Written problem:
Write the data out again exactly, with no pictures.

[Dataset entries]
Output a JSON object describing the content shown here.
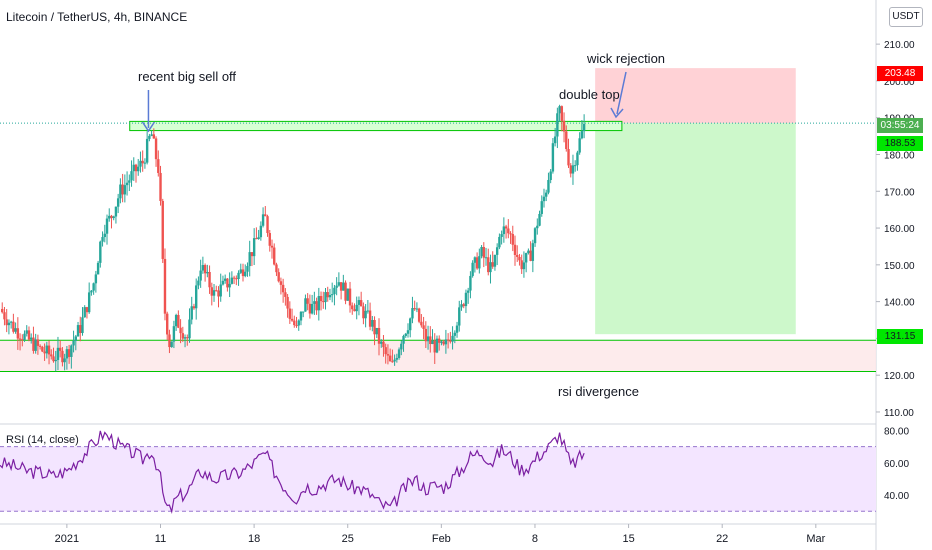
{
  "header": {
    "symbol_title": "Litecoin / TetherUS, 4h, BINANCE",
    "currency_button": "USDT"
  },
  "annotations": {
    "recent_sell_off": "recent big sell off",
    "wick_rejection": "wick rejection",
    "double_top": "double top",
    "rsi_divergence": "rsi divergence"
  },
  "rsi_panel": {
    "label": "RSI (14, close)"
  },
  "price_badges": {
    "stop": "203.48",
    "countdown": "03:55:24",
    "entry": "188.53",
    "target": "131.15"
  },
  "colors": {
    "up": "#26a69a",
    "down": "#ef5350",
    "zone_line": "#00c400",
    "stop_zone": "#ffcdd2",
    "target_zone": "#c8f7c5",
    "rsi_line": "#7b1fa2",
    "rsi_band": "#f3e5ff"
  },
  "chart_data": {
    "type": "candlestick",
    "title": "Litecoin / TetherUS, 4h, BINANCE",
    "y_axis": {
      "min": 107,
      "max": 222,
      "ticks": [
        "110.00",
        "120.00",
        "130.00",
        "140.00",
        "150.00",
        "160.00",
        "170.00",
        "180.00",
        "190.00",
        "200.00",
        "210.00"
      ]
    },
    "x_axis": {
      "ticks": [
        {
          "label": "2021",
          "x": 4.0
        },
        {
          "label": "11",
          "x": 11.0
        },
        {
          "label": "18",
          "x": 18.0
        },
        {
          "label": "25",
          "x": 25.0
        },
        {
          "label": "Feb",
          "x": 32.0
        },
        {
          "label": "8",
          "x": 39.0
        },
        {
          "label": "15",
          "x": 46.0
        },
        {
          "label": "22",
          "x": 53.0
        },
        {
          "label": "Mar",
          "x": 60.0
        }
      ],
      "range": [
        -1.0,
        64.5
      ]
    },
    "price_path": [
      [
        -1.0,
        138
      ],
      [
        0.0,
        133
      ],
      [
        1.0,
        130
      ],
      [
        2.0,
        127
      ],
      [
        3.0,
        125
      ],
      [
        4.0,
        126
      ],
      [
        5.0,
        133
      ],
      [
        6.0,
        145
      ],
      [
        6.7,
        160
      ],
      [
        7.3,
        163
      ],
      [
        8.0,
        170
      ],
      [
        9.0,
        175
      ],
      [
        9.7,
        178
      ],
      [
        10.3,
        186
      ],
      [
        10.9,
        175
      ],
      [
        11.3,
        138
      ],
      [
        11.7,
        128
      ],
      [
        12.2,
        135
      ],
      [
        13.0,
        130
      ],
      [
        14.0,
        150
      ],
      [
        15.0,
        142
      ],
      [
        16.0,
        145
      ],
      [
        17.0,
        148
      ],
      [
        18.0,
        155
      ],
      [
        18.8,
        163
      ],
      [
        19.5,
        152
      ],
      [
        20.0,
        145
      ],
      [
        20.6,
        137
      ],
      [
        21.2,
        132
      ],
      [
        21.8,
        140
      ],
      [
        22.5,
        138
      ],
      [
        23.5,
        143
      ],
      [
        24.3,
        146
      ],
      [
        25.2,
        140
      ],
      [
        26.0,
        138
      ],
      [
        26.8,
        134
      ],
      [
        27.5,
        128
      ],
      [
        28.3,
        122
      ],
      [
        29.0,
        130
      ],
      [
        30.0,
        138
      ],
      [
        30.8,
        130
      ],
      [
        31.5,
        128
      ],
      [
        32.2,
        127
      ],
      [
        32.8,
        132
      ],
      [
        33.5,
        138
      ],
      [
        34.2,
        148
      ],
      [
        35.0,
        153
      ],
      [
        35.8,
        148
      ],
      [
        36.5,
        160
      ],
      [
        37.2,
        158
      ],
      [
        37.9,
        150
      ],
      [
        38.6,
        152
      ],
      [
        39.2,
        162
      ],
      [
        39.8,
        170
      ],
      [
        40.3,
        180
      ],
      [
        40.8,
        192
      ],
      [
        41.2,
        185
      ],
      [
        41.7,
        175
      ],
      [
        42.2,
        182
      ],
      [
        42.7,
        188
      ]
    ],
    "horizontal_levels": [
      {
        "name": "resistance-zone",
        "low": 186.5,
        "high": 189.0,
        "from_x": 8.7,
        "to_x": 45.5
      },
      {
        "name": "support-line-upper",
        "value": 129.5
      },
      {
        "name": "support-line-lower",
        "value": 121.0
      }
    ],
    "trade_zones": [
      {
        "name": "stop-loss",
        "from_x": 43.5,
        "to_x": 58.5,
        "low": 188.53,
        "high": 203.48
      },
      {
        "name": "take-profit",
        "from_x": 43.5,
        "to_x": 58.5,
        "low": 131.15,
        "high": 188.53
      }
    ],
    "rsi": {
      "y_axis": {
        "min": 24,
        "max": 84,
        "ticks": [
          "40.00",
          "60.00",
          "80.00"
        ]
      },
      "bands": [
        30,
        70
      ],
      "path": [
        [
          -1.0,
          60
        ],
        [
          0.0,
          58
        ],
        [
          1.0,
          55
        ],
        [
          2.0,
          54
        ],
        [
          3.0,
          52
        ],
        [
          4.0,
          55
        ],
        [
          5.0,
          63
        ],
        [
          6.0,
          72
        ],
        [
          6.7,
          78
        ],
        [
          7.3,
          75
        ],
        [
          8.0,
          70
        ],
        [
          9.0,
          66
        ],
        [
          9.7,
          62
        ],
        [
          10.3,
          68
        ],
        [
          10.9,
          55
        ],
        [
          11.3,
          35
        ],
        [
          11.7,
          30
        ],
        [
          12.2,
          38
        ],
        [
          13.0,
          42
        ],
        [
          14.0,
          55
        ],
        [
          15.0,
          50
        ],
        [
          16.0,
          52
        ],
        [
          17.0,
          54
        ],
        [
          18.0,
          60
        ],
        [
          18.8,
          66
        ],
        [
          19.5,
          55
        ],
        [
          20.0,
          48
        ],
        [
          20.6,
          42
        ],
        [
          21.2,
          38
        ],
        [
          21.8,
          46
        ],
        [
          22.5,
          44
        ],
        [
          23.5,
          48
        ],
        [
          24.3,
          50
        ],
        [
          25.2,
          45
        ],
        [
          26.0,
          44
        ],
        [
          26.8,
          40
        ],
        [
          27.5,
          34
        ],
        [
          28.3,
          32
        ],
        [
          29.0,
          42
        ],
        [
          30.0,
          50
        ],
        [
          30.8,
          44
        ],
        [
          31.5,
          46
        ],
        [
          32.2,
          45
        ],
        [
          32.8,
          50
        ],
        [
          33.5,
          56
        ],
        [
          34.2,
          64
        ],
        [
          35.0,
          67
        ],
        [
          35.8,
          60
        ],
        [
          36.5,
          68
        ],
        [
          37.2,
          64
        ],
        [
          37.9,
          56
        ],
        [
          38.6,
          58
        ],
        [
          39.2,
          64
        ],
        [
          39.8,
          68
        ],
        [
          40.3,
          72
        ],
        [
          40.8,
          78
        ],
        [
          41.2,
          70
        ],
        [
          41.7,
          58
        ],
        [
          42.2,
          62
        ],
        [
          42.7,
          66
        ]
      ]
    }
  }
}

Response for this exercise:
Output a JSON object describing the content shown here.
{
  "header": {
    "symbol_title": "Litecoin / TetherUS, 4h, BINANCE",
    "currency_button": "USDT"
  },
  "annotations": {
    "recent_sell_off": "recent big sell off",
    "wick_rejection": "wick rejection",
    "double_top": "double top",
    "rsi_divergence": "rsi divergence"
  },
  "rsi_panel": {
    "label": "RSI (14, close)"
  },
  "price_badges": {
    "stop": "203.48",
    "countdown": "03:55:24",
    "entry": "188.53",
    "target": "131.15"
  },
  "colors": {
    "up": "#26a69a",
    "down": "#ef5350",
    "zone_line": "#00c400",
    "stop_zone": "#ffcdd2",
    "target_zone": "#c8f7c5",
    "rsi_line": "#7b1fa2",
    "rsi_band": "#f3e5ff"
  },
  "chart_data": {
    "type": "candlestick",
    "title": "Litecoin / TetherUS, 4h, BINANCE",
    "y_axis": {
      "min": 107,
      "max": 222,
      "ticks": [
        "110.00",
        "120.00",
        "130.00",
        "140.00",
        "150.00",
        "160.00",
        "170.00",
        "180.00",
        "190.00",
        "200.00",
        "210.00"
      ]
    },
    "x_axis": {
      "ticks": [
        {
          "label": "2021",
          "x": 4.0
        },
        {
          "label": "11",
          "x": 11.0
        },
        {
          "label": "18",
          "x": 18.0
        },
        {
          "label": "25",
          "x": 25.0
        },
        {
          "label": "Feb",
          "x": 32.0
        },
        {
          "label": "8",
          "x": 39.0
        },
        {
          "label": "15",
          "x": 46.0
        },
        {
          "label": "22",
          "x": 53.0
        },
        {
          "label": "Mar",
          "x": 60.0
        }
      ],
      "range": [
        -1.0,
        64.5
      ]
    },
    "price_path": [
      [
        -1.0,
        138
      ],
      [
        0.0,
        133
      ],
      [
        1.0,
        130
      ],
      [
        2.0,
        127
      ],
      [
        3.0,
        125
      ],
      [
        4.0,
        126
      ],
      [
        5.0,
        133
      ],
      [
        6.0,
        145
      ],
      [
        6.7,
        160
      ],
      [
        7.3,
        163
      ],
      [
        8.0,
        170
      ],
      [
        9.0,
        175
      ],
      [
        9.7,
        178
      ],
      [
        10.3,
        186
      ],
      [
        10.9,
        175
      ],
      [
        11.3,
        138
      ],
      [
        11.7,
        128
      ],
      [
        12.2,
        135
      ],
      [
        13.0,
        130
      ],
      [
        14.0,
        150
      ],
      [
        15.0,
        142
      ],
      [
        16.0,
        145
      ],
      [
        17.0,
        148
      ],
      [
        18.0,
        155
      ],
      [
        18.8,
        163
      ],
      [
        19.5,
        152
      ],
      [
        20.0,
        145
      ],
      [
        20.6,
        137
      ],
      [
        21.2,
        132
      ],
      [
        21.8,
        140
      ],
      [
        22.5,
        138
      ],
      [
        23.5,
        143
      ],
      [
        24.3,
        146
      ],
      [
        25.2,
        140
      ],
      [
        26.0,
        138
      ],
      [
        26.8,
        134
      ],
      [
        27.5,
        128
      ],
      [
        28.3,
        122
      ],
      [
        29.0,
        130
      ],
      [
        30.0,
        138
      ],
      [
        30.8,
        130
      ],
      [
        31.5,
        128
      ],
      [
        32.2,
        127
      ],
      [
        32.8,
        132
      ],
      [
        33.5,
        138
      ],
      [
        34.2,
        148
      ],
      [
        35.0,
        153
      ],
      [
        35.8,
        148
      ],
      [
        36.5,
        160
      ],
      [
        37.2,
        158
      ],
      [
        37.9,
        150
      ],
      [
        38.6,
        152
      ],
      [
        39.2,
        162
      ],
      [
        39.8,
        170
      ],
      [
        40.3,
        180
      ],
      [
        40.8,
        192
      ],
      [
        41.2,
        185
      ],
      [
        41.7,
        175
      ],
      [
        42.2,
        182
      ],
      [
        42.7,
        188
      ]
    ],
    "horizontal_levels": [
      {
        "name": "resistance-zone",
        "low": 186.5,
        "high": 189.0,
        "from_x": 8.7,
        "to_x": 45.5
      },
      {
        "name": "support-line-upper",
        "value": 129.5
      },
      {
        "name": "support-line-lower",
        "value": 121.0
      }
    ],
    "trade_zones": [
      {
        "name": "stop-loss",
        "from_x": 43.5,
        "to_x": 58.5,
        "low": 188.53,
        "high": 203.48
      },
      {
        "name": "take-profit",
        "from_x": 43.5,
        "to_x": 58.5,
        "low": 131.15,
        "high": 188.53
      }
    ],
    "rsi": {
      "y_axis": {
        "min": 24,
        "max": 84,
        "ticks": [
          "40.00",
          "60.00",
          "80.00"
        ]
      },
      "bands": [
        30,
        70
      ],
      "path": [
        [
          -1.0,
          60
        ],
        [
          0.0,
          58
        ],
        [
          1.0,
          55
        ],
        [
          2.0,
          54
        ],
        [
          3.0,
          52
        ],
        [
          4.0,
          55
        ],
        [
          5.0,
          63
        ],
        [
          6.0,
          72
        ],
        [
          6.7,
          78
        ],
        [
          7.3,
          75
        ],
        [
          8.0,
          70
        ],
        [
          9.0,
          66
        ],
        [
          9.7,
          62
        ],
        [
          10.3,
          68
        ],
        [
          10.9,
          55
        ],
        [
          11.3,
          35
        ],
        [
          11.7,
          30
        ],
        [
          12.2,
          38
        ],
        [
          13.0,
          42
        ],
        [
          14.0,
          55
        ],
        [
          15.0,
          50
        ],
        [
          16.0,
          52
        ],
        [
          17.0,
          54
        ],
        [
          18.0,
          60
        ],
        [
          18.8,
          66
        ],
        [
          19.5,
          55
        ],
        [
          20.0,
          48
        ],
        [
          20.6,
          42
        ],
        [
          21.2,
          38
        ],
        [
          21.8,
          46
        ],
        [
          22.5,
          44
        ],
        [
          23.5,
          48
        ],
        [
          24.3,
          50
        ],
        [
          25.2,
          45
        ],
        [
          26.0,
          44
        ],
        [
          26.8,
          40
        ],
        [
          27.5,
          34
        ],
        [
          28.3,
          32
        ],
        [
          29.0,
          42
        ],
        [
          30.0,
          50
        ],
        [
          30.8,
          44
        ],
        [
          31.5,
          46
        ],
        [
          32.2,
          45
        ],
        [
          32.8,
          50
        ],
        [
          33.5,
          56
        ],
        [
          34.2,
          64
        ],
        [
          35.0,
          67
        ],
        [
          35.8,
          60
        ],
        [
          36.5,
          68
        ],
        [
          37.2,
          64
        ],
        [
          37.9,
          56
        ],
        [
          38.6,
          58
        ],
        [
          39.2,
          64
        ],
        [
          39.8,
          68
        ],
        [
          40.3,
          72
        ],
        [
          40.8,
          78
        ],
        [
          41.2,
          70
        ],
        [
          41.7,
          58
        ],
        [
          42.2,
          62
        ],
        [
          42.7,
          66
        ]
      ]
    }
  }
}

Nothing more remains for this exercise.